Reproduce the material below, changing every "data-point" to "marker" and leaving everything else as it is.
— begin —
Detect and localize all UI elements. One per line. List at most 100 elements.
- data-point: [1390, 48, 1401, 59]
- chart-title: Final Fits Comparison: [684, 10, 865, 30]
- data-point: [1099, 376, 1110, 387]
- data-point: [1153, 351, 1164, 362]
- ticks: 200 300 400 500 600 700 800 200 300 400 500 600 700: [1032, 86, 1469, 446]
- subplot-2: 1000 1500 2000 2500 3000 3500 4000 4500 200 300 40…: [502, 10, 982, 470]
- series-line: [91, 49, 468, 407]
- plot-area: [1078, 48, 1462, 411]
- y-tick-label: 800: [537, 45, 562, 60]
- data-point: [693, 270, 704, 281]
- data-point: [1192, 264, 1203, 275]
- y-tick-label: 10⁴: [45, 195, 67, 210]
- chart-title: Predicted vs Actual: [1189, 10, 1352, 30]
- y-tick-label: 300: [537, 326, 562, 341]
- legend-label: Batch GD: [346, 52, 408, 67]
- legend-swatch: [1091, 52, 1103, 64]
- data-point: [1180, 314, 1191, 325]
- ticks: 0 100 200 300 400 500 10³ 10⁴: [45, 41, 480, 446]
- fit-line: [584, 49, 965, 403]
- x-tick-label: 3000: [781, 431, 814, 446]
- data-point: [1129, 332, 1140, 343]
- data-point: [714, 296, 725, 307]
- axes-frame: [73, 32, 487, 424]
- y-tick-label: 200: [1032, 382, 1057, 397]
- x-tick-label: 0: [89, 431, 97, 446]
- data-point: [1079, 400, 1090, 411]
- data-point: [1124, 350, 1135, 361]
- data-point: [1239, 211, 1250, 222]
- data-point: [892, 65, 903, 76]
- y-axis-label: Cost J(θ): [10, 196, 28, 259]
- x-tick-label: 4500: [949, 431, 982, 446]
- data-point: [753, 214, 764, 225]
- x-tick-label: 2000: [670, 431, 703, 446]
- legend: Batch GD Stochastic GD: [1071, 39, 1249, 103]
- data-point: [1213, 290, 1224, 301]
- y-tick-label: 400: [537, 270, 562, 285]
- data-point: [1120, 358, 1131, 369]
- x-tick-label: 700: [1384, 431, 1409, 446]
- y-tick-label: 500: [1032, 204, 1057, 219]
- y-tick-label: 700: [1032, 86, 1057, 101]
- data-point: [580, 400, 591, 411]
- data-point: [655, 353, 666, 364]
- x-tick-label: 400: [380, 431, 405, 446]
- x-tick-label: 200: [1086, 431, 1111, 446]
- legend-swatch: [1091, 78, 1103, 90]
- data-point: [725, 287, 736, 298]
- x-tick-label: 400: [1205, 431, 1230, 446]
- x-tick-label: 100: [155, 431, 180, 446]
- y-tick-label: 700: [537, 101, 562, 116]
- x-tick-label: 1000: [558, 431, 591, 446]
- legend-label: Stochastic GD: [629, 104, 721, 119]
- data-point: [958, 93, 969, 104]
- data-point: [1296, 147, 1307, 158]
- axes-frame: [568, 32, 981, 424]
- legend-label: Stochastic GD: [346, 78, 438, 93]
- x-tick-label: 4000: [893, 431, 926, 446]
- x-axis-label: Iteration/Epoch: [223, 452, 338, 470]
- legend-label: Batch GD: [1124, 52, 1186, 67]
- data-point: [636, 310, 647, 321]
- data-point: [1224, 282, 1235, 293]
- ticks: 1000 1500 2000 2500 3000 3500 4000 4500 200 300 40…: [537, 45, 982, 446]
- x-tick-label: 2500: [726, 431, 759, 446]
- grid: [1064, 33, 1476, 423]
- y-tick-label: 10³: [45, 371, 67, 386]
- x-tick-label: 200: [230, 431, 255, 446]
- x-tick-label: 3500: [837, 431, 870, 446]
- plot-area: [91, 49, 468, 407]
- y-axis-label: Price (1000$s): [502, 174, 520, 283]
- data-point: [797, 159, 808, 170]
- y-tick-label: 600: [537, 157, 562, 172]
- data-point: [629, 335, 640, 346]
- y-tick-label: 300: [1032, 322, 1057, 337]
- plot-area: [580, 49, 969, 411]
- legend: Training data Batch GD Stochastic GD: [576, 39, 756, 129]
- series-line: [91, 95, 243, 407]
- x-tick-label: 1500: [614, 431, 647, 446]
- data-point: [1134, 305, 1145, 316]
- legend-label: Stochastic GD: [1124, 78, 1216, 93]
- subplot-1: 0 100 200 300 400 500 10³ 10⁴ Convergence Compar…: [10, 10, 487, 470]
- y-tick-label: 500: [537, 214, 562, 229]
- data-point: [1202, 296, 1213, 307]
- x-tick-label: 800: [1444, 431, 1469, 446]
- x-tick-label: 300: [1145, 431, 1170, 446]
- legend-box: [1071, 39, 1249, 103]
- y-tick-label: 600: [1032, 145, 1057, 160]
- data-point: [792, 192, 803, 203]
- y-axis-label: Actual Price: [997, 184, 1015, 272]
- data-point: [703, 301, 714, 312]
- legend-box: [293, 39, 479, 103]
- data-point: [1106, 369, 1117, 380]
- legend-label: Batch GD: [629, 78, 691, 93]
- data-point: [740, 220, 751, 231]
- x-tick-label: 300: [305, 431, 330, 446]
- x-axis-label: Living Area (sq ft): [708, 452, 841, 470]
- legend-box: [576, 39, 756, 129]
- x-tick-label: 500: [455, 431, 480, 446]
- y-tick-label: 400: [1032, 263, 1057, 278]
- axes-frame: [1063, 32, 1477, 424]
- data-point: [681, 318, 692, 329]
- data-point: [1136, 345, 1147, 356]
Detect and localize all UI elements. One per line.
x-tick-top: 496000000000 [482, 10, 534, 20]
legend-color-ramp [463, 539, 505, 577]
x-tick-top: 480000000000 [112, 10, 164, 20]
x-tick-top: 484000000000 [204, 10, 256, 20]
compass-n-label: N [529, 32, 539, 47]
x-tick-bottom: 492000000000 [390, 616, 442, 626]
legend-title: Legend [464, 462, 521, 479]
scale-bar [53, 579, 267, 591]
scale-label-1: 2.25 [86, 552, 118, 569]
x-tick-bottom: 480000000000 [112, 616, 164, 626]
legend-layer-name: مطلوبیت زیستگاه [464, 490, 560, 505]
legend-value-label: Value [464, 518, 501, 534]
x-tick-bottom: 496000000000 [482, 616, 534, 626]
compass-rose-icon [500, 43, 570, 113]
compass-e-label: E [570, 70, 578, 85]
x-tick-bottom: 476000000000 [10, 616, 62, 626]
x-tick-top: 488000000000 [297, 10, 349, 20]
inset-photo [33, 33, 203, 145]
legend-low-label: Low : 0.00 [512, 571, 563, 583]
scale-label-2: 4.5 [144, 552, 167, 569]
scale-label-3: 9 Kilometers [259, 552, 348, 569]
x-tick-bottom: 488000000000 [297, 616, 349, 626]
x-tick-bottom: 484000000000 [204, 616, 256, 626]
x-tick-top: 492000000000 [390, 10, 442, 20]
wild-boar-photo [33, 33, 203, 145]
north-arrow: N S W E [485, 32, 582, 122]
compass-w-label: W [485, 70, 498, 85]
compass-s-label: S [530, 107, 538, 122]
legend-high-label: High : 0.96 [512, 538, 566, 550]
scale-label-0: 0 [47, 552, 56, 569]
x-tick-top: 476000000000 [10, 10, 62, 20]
— end —
● **Solution to this exercise**:
Detect and localize all UI elements. One per line. List at most 100 elements.
- marker: [1390, 48, 1401, 59]
- chart-title: Final Fits Comparison: [684, 10, 865, 30]
- marker: [1099, 376, 1110, 387]
- marker: [1153, 351, 1164, 362]
- ticks: 200 300 400 500 600 700 800 200 300 400 500 600 700: [1032, 86, 1469, 446]
- subplot-2: 1000 1500 2000 2500 3000 3500 4000 4500 200 300 40…: [502, 10, 982, 470]
- series-line: [91, 49, 468, 407]
- plot-area: [1078, 48, 1462, 411]
- y-tick-label: 800: [537, 45, 562, 60]
- marker: [693, 270, 704, 281]
- marker: [1192, 264, 1203, 275]
- y-tick-label: 10⁴: [45, 195, 67, 210]
- chart-title: Predicted vs Actual: [1189, 10, 1352, 30]
- y-tick-label: 300: [537, 326, 562, 341]
- legend-label: Batch GD: [346, 52, 408, 67]
- legend-swatch: [1091, 52, 1103, 64]
- marker: [1180, 314, 1191, 325]
- ticks: 0 100 200 300 400 500 10³ 10⁴: [45, 41, 480, 446]
- fit-line: [584, 49, 965, 403]
- x-tick-label: 3000: [781, 431, 814, 446]
- marker: [1129, 332, 1140, 343]
- marker: [714, 296, 725, 307]
- axes-frame: [73, 32, 487, 424]
- y-tick-label: 200: [1032, 382, 1057, 397]
- x-tick-label: 0: [89, 431, 97, 446]
- marker: [1079, 400, 1090, 411]
- marker: [1124, 350, 1135, 361]
- marker: [1239, 211, 1250, 222]
- marker: [892, 65, 903, 76]
- y-axis-label: Cost J(θ): [10, 196, 28, 259]
- x-tick-label: 4500: [949, 431, 982, 446]
- marker: [753, 214, 764, 225]
- x-tick-label: 2000: [670, 431, 703, 446]
- legend: Batch GD Stochastic GD: [1071, 39, 1249, 103]
- marker: [1213, 290, 1224, 301]
- y-tick-label: 400: [537, 270, 562, 285]
- marker: [1120, 358, 1131, 369]
- x-tick-label: 700: [1384, 431, 1409, 446]
- y-tick-label: 500: [1032, 204, 1057, 219]
- y-tick-label: 700: [1032, 86, 1057, 101]
- marker: [580, 400, 591, 411]
- marker: [655, 353, 666, 364]
- x-tick-label: 400: [380, 431, 405, 446]
- x-tick-label: 200: [1086, 431, 1111, 446]
- legend-swatch: [1091, 78, 1103, 90]
- marker: [725, 287, 736, 298]
- x-tick-label: 400: [1205, 431, 1230, 446]
- x-tick-label: 100: [155, 431, 180, 446]
- y-tick-label: 700: [537, 101, 562, 116]
- x-tick-label: 1000: [558, 431, 591, 446]
- legend-label: Stochastic GD: [629, 104, 721, 119]
- marker: [958, 93, 969, 104]
- marker: [1296, 147, 1307, 158]
- axes-frame: [568, 32, 981, 424]
- legend-label: Stochastic GD: [346, 78, 438, 93]
- x-tick-label: 4000: [893, 431, 926, 446]
- x-axis-label: Iteration/Epoch: [223, 452, 338, 470]
- legend-label: Batch GD: [1124, 52, 1186, 67]
- marker: [636, 310, 647, 321]
- marker: [1224, 282, 1235, 293]
- ticks: 1000 1500 2000 2500 3000 3500 4000 4500 200 300 40…: [537, 45, 982, 446]
- x-tick-label: 2500: [726, 431, 759, 446]
- grid: [1064, 33, 1476, 423]
- y-tick-label: 10³: [45, 371, 67, 386]
- x-tick-label: 200: [230, 431, 255, 446]
- x-tick-label: 3500: [837, 431, 870, 446]
- plot-area: [91, 49, 468, 407]
- y-axis-label: Price (1000$s): [502, 174, 520, 283]
- marker: [797, 159, 808, 170]
- y-tick-label: 600: [537, 157, 562, 172]
- marker: [629, 335, 640, 346]
- y-tick-label: 300: [1032, 322, 1057, 337]
- plot-area: [580, 49, 969, 411]
- legend: Training data Batch GD Stochastic GD: [576, 39, 756, 129]
- series-line: [91, 95, 243, 407]
- x-tick-label: 1500: [614, 431, 647, 446]
- marker: [1134, 305, 1145, 316]
- legend-label: Stochastic GD: [1124, 78, 1216, 93]
- subplot-1: 0 100 200 300 400 500 10³ 10⁴ Convergence Compar…: [10, 10, 487, 470]
- y-tick-label: 500: [537, 214, 562, 229]
- marker: [1202, 296, 1213, 307]
- x-tick-label: 800: [1444, 431, 1469, 446]
- x-tick-label: 300: [1145, 431, 1170, 446]
- legend-box: [1071, 39, 1249, 103]
- y-tick-label: 600: [1032, 145, 1057, 160]
- marker: [792, 192, 803, 203]
- y-axis-label: Actual Price: [997, 184, 1015, 272]
- marker: [703, 301, 714, 312]
- legend-box: [293, 39, 479, 103]
- marker: [1106, 369, 1117, 380]
- legend-label: Batch GD: [629, 78, 691, 93]
- marker: [740, 220, 751, 231]
- x-tick-label: 300: [305, 431, 330, 446]
- x-axis-label: Living Area (sq ft): [708, 452, 841, 470]
- legend-box: [576, 39, 756, 129]
- x-tick-label: 500: [455, 431, 480, 446]
- y-tick-label: 400: [1032, 263, 1057, 278]
- axes-frame: [1063, 32, 1477, 424]
- marker: [681, 318, 692, 329]
- marker: [1136, 345, 1147, 356]
Detect and localize all UI elements. One per line.
x-tick-top: 496000000000 [482, 10, 534, 20]
legend-color-ramp [463, 539, 505, 577]
x-tick-top: 480000000000 [112, 10, 164, 20]
x-tick-top: 484000000000 [204, 10, 256, 20]
compass-n-label: N [529, 32, 539, 47]
x-tick-bottom: 492000000000 [390, 616, 442, 626]
legend-title: Legend [464, 462, 521, 479]
scale-bar [53, 579, 267, 591]
scale-label-1: 2.25 [86, 552, 118, 569]
x-tick-bottom: 480000000000 [112, 616, 164, 626]
legend-layer-name: مطلوبیت زیستگاه [464, 490, 560, 505]
legend-value-label: Value [464, 518, 501, 534]
x-tick-bottom: 496000000000 [482, 616, 534, 626]
compass-rose-icon [500, 43, 570, 113]
compass-e-label: E [570, 70, 578, 85]
x-tick-bottom: 476000000000 [10, 616, 62, 626]
x-tick-top: 488000000000 [297, 10, 349, 20]
inset-photo [33, 33, 203, 145]
legend-low-label: Low : 0.00 [512, 571, 563, 583]
scale-label-2: 4.5 [144, 552, 167, 569]
scale-label-3: 9 Kilometers [259, 552, 348, 569]
x-tick-bottom: 488000000000 [297, 616, 349, 626]
x-tick-bottom: 484000000000 [204, 616, 256, 626]
x-tick-top: 492000000000 [390, 10, 442, 20]
wild-boar-photo [33, 33, 203, 145]
north-arrow: N S W E [485, 32, 582, 122]
compass-w-label: W [485, 70, 498, 85]
compass-s-label: S [530, 107, 538, 122]
legend-high-label: High : 0.96 [512, 538, 566, 550]
scale-label-0: 0 [47, 552, 56, 569]
x-tick-top: 476000000000 [10, 10, 62, 20]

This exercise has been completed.